- [Directive] The records should be repeated word for word, pictures excluded.

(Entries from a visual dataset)

· · · · ·

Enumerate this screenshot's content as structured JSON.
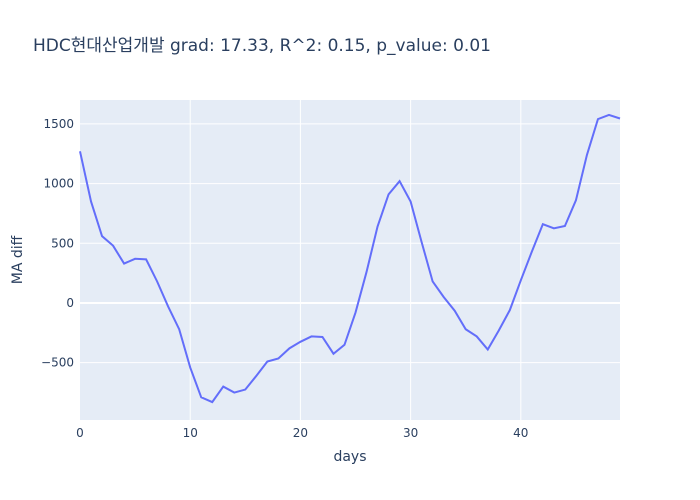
{
  "chart_data": {
    "type": "line",
    "title": "HDC현대산업개발 grad: 17.33, R^2: 0.15, p_value: 0.01",
    "xlabel": "days",
    "ylabel": "MA diff",
    "xlim": [
      0,
      49
    ],
    "ylim": [
      -980,
      1700
    ],
    "xticks": [
      0,
      10,
      20,
      30,
      40
    ],
    "yticks": [
      -500,
      0,
      500,
      1000,
      1500
    ],
    "ytick_labels": [
      "−500",
      "0",
      "500",
      "1000",
      "1500"
    ],
    "grid": true,
    "series_color": "#636efa",
    "plot_bg": "#e5ecf6",
    "x": [
      0,
      1,
      2,
      3,
      4,
      5,
      6,
      7,
      8,
      9,
      10,
      11,
      12,
      13,
      14,
      15,
      16,
      17,
      18,
      19,
      20,
      21,
      22,
      23,
      24,
      25,
      26,
      27,
      28,
      29,
      30,
      31,
      32,
      33,
      34,
      35,
      36,
      37,
      38,
      39,
      40,
      41,
      42,
      43,
      44,
      45,
      46,
      47,
      48,
      49
    ],
    "values": [
      1270,
      850,
      560,
      480,
      330,
      370,
      365,
      180,
      -30,
      -220,
      -540,
      -790,
      -830,
      -700,
      -750,
      -725,
      -610,
      -490,
      -465,
      -380,
      -325,
      -280,
      -285,
      -425,
      -350,
      -80,
      260,
      640,
      910,
      1020,
      850,
      510,
      180,
      50,
      -65,
      -220,
      -280,
      -390,
      -230,
      -60,
      190,
      430,
      660,
      625,
      645,
      860,
      1240,
      1540,
      1575,
      1545
    ]
  }
}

· · · · ·

- [Full solution]
Enumerate this screenshot's content as structured JSON.
{
  "chart_data": {
    "type": "line",
    "title": "HDC현대산업개발 grad: 17.33, R^2: 0.15, p_value: 0.01",
    "xlabel": "days",
    "ylabel": "MA diff",
    "xlim": [
      0,
      49
    ],
    "ylim": [
      -980,
      1700
    ],
    "xticks": [
      0,
      10,
      20,
      30,
      40
    ],
    "yticks": [
      -500,
      0,
      500,
      1000,
      1500
    ],
    "ytick_labels": [
      "−500",
      "0",
      "500",
      "1000",
      "1500"
    ],
    "grid": true,
    "series_color": "#636efa",
    "plot_bg": "#e5ecf6",
    "x": [
      0,
      1,
      2,
      3,
      4,
      5,
      6,
      7,
      8,
      9,
      10,
      11,
      12,
      13,
      14,
      15,
      16,
      17,
      18,
      19,
      20,
      21,
      22,
      23,
      24,
      25,
      26,
      27,
      28,
      29,
      30,
      31,
      32,
      33,
      34,
      35,
      36,
      37,
      38,
      39,
      40,
      41,
      42,
      43,
      44,
      45,
      46,
      47,
      48,
      49
    ],
    "values": [
      1270,
      850,
      560,
      480,
      330,
      370,
      365,
      180,
      -30,
      -220,
      -540,
      -790,
      -830,
      -700,
      -750,
      -725,
      -610,
      -490,
      -465,
      -380,
      -325,
      -280,
      -285,
      -425,
      -350,
      -80,
      260,
      640,
      910,
      1020,
      850,
      510,
      180,
      50,
      -65,
      -220,
      -280,
      -390,
      -230,
      -60,
      190,
      430,
      660,
      625,
      645,
      860,
      1240,
      1540,
      1575,
      1545
    ]
  }
}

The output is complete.